**Prompt:** Leaving out the pictures, please retype each record exactly.

----- Input for this task

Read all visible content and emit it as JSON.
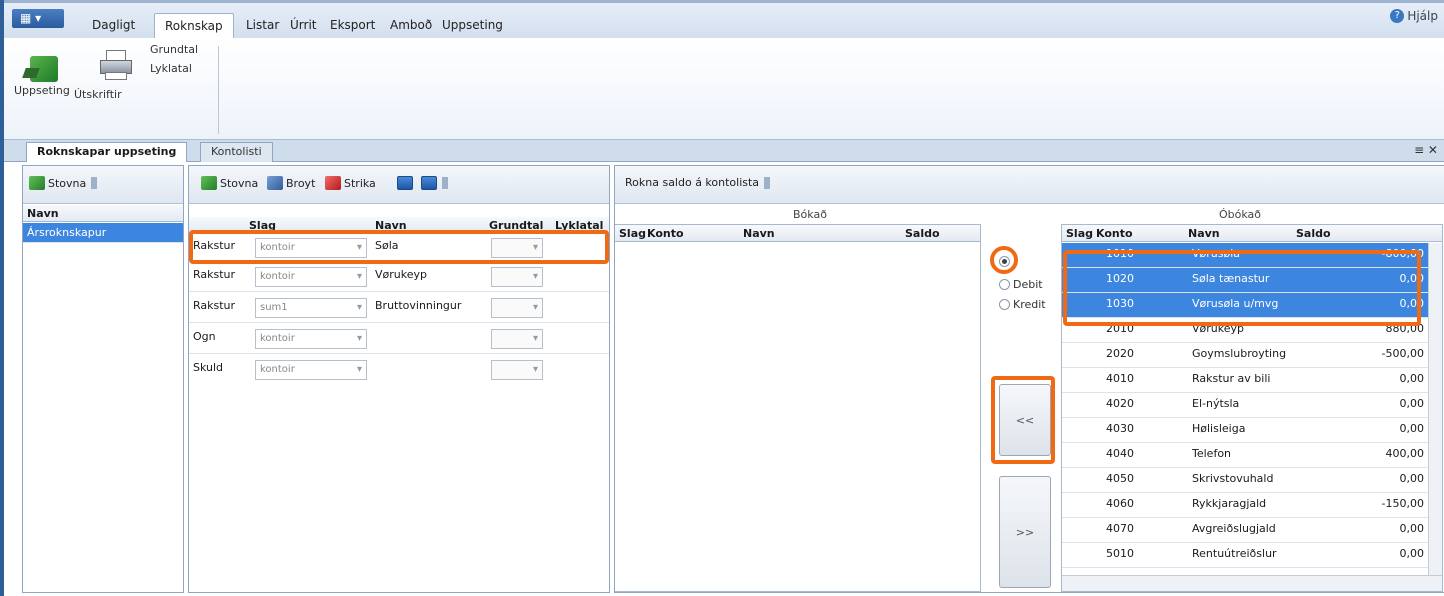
{
  "ribbon": {
    "app_button": "▾",
    "tabs": [
      "Dagligt",
      "Roknskap",
      "Listar",
      "Úrrit",
      "Eksport",
      "Amboð",
      "Uppseting"
    ],
    "active_tab": "Roknskap",
    "help": "Hjálp",
    "buttons": {
      "uppseting": "Uppseting",
      "utskrift": "Útskriftir",
      "grundtal": "Grundtal",
      "lyklatal": "Lyklatal"
    }
  },
  "doc_tabs": {
    "active": "Roknskapar uppseting",
    "inactive": "Kontolisti",
    "pin": "≡ ✕"
  },
  "left_panel": {
    "toolbar_new": "Stovna",
    "header": "Navn",
    "items": [
      "Ársroknskapur"
    ]
  },
  "mid_panel": {
    "toolbar": {
      "new": "Stovna",
      "edit": "Broyt",
      "delete": "Strika"
    },
    "headers": {
      "slag": "Slag",
      "navn": "Navn",
      "grundtal": "Grundtal",
      "lyklatal": "Lyklatal"
    },
    "rows": [
      {
        "type": "Rakstur",
        "slag": "kontoir",
        "navn": "Søla"
      },
      {
        "type": "Rakstur",
        "slag": "kontoir",
        "navn": "Vørukeyp"
      },
      {
        "type": "Rakstur",
        "slag": "sum1",
        "navn": "Bruttovinningur"
      },
      {
        "type": "Ogn",
        "slag": "kontoir",
        "navn": ""
      },
      {
        "type": "Skuld",
        "slag": "kontoir",
        "navn": ""
      }
    ]
  },
  "right_panel": {
    "toolbar": "Rokna saldo á kontolista",
    "booked_title": "Bókað",
    "unbooked_title": "Óbókað",
    "headers": {
      "slag": "Slag",
      "konto": "Konto",
      "navn": "Navn",
      "saldo": "Saldo"
    },
    "radio_debit": "Debit",
    "radio_kredit": "Kredit",
    "move_left": "<<",
    "move_right": ">>",
    "accounts": [
      {
        "konto": "1010",
        "navn": "Vørusøla",
        "saldo": "-800,00",
        "selected": true
      },
      {
        "konto": "1020",
        "navn": "Søla tænastur",
        "saldo": "0,00",
        "selected": true
      },
      {
        "konto": "1030",
        "navn": "Vørusøla u/mvg",
        "saldo": "0,00",
        "selected": true
      },
      {
        "konto": "2010",
        "navn": "Vørukeyp",
        "saldo": "880,00",
        "selected": false
      },
      {
        "konto": "2020",
        "navn": "Goymslubroyting",
        "saldo": "-500,00",
        "selected": false
      },
      {
        "konto": "4010",
        "navn": "Rakstur av bili",
        "saldo": "0,00",
        "selected": false
      },
      {
        "konto": "4020",
        "navn": "El-nýtsla",
        "saldo": "0,00",
        "selected": false
      },
      {
        "konto": "4030",
        "navn": "Hølisleiga",
        "saldo": "0,00",
        "selected": false
      },
      {
        "konto": "4040",
        "navn": "Telefon",
        "saldo": "400,00",
        "selected": false
      },
      {
        "konto": "4050",
        "navn": "Skrivstovuhald",
        "saldo": "0,00",
        "selected": false
      },
      {
        "konto": "4060",
        "navn": "Rykkjaragjald",
        "saldo": "-150,00",
        "selected": false
      },
      {
        "konto": "4070",
        "navn": "Avgreiðslugjald",
        "saldo": "0,00",
        "selected": false
      },
      {
        "konto": "5010",
        "navn": "Rentuútreiðslur",
        "saldo": "0,00",
        "selected": false
      }
    ]
  },
  "colors": {
    "accent": "#3d86e0",
    "highlight": "#ef6a12"
  }
}
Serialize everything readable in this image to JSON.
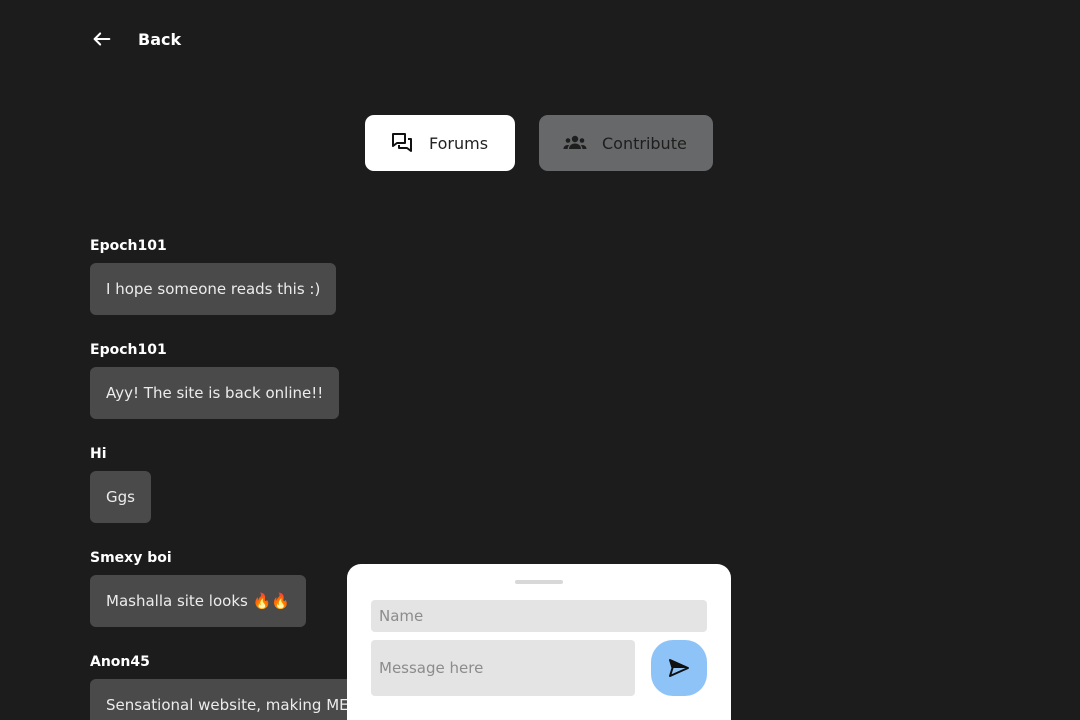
{
  "nav": {
    "back_label": "Back",
    "back_icon": "arrow-left-icon"
  },
  "tabs": [
    {
      "label": "Forums",
      "icon": "forum-icon",
      "active": true
    },
    {
      "label": "Contribute",
      "icon": "group-icon",
      "active": false
    }
  ],
  "messages": [
    {
      "author": "Epoch101",
      "text": "I hope someone reads this :)"
    },
    {
      "author": "Epoch101",
      "text": "Ayy! The site is back online!!"
    },
    {
      "author": "Hi",
      "text": "Ggs"
    },
    {
      "author": "Smexy boi",
      "text": "Mashalla site looks 🔥🔥"
    },
    {
      "author": "Anon45",
      "text": "Sensational website, making MEC"
    }
  ],
  "composer": {
    "name_placeholder": "Name",
    "message_placeholder": "Message here",
    "send_icon": "send-icon"
  },
  "colors": {
    "background": "#1c1c1c",
    "bubble": "#4a4a4a",
    "active_tab": "#ffffff",
    "inactive_tab": "#66686a",
    "send_button": "#8ec3f8"
  }
}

----------

**Problem solution:**
Read all visible content and emit it as JSON.
{
  "ribbon": {
    "app_button": "▾",
    "tabs": [
      "Dagligt",
      "Roknskap",
      "Listar",
      "Úrrit",
      "Eksport",
      "Amboð",
      "Uppseting"
    ],
    "active_tab": "Roknskap",
    "help": "Hjálp",
    "buttons": {
      "uppseting": "Uppseting",
      "utskrift": "Útskriftir",
      "grundtal": "Grundtal",
      "lyklatal": "Lyklatal"
    }
  },
  "doc_tabs": {
    "active": "Roknskapar uppseting",
    "inactive": "Kontolisti",
    "pin": "≡ ✕"
  },
  "left_panel": {
    "toolbar_new": "Stovna",
    "header": "Navn",
    "items": [
      "Ársroknskapur"
    ]
  },
  "mid_panel": {
    "toolbar": {
      "new": "Stovna",
      "edit": "Broyt",
      "delete": "Strika"
    },
    "headers": {
      "slag": "Slag",
      "navn": "Navn",
      "grundtal": "Grundtal",
      "lyklatal": "Lyklatal"
    },
    "rows": [
      {
        "type": "Rakstur",
        "slag": "kontoir",
        "navn": "Søla"
      },
      {
        "type": "Rakstur",
        "slag": "kontoir",
        "navn": "Vørukeyp"
      },
      {
        "type": "Rakstur",
        "slag": "sum1",
        "navn": "Bruttovinningur"
      },
      {
        "type": "Ogn",
        "slag": "kontoir",
        "navn": ""
      },
      {
        "type": "Skuld",
        "slag": "kontoir",
        "navn": ""
      }
    ]
  },
  "right_panel": {
    "toolbar": "Rokna saldo á kontolista",
    "booked_title": "Bókað",
    "unbooked_title": "Óbókað",
    "headers": {
      "slag": "Slag",
      "konto": "Konto",
      "navn": "Navn",
      "saldo": "Saldo"
    },
    "radio_debit": "Debit",
    "radio_kredit": "Kredit",
    "move_left": "<<",
    "move_right": ">>",
    "accounts": [
      {
        "konto": "1010",
        "navn": "Vørusøla",
        "saldo": "-800,00",
        "selected": true
      },
      {
        "konto": "1020",
        "navn": "Søla tænastur",
        "saldo": "0,00",
        "selected": true
      },
      {
        "konto": "1030",
        "navn": "Vørusøla u/mvg",
        "saldo": "0,00",
        "selected": true
      },
      {
        "konto": "2010",
        "navn": "Vørukeyp",
        "saldo": "880,00",
        "selected": false
      },
      {
        "konto": "2020",
        "navn": "Goymslubroyting",
        "saldo": "-500,00",
        "selected": false
      },
      {
        "konto": "4010",
        "navn": "Rakstur av bili",
        "saldo": "0,00",
        "selected": false
      },
      {
        "konto": "4020",
        "navn": "El-nýtsla",
        "saldo": "0,00",
        "selected": false
      },
      {
        "konto": "4030",
        "navn": "Hølisleiga",
        "saldo": "0,00",
        "selected": false
      },
      {
        "konto": "4040",
        "navn": "Telefon",
        "saldo": "400,00",
        "selected": false
      },
      {
        "konto": "4050",
        "navn": "Skrivstovuhald",
        "saldo": "0,00",
        "selected": false
      },
      {
        "konto": "4060",
        "navn": "Rykkjaragjald",
        "saldo": "-150,00",
        "selected": false
      },
      {
        "konto": "4070",
        "navn": "Avgreiðslugjald",
        "saldo": "0,00",
        "selected": false
      },
      {
        "konto": "5010",
        "navn": "Rentuútreiðslur",
        "saldo": "0,00",
        "selected": false
      }
    ]
  },
  "colors": {
    "accent": "#3d86e0",
    "highlight": "#ef6a12"
  }
}
Serialize everything readable in this image to JSON.
{
  "nav": {
    "back_label": "Back",
    "back_icon": "arrow-left-icon"
  },
  "tabs": [
    {
      "label": "Forums",
      "icon": "forum-icon",
      "active": true
    },
    {
      "label": "Contribute",
      "icon": "group-icon",
      "active": false
    }
  ],
  "messages": [
    {
      "author": "Epoch101",
      "text": "I hope someone reads this :)"
    },
    {
      "author": "Epoch101",
      "text": "Ayy! The site is back online!!"
    },
    {
      "author": "Hi",
      "text": "Ggs"
    },
    {
      "author": "Smexy boi",
      "text": "Mashalla site looks 🔥🔥"
    },
    {
      "author": "Anon45",
      "text": "Sensational website, making MEC"
    }
  ],
  "composer": {
    "name_placeholder": "Name",
    "message_placeholder": "Message here",
    "send_icon": "send-icon"
  },
  "colors": {
    "background": "#1c1c1c",
    "bubble": "#4a4a4a",
    "active_tab": "#ffffff",
    "inactive_tab": "#66686a",
    "send_button": "#8ec3f8"
  }
}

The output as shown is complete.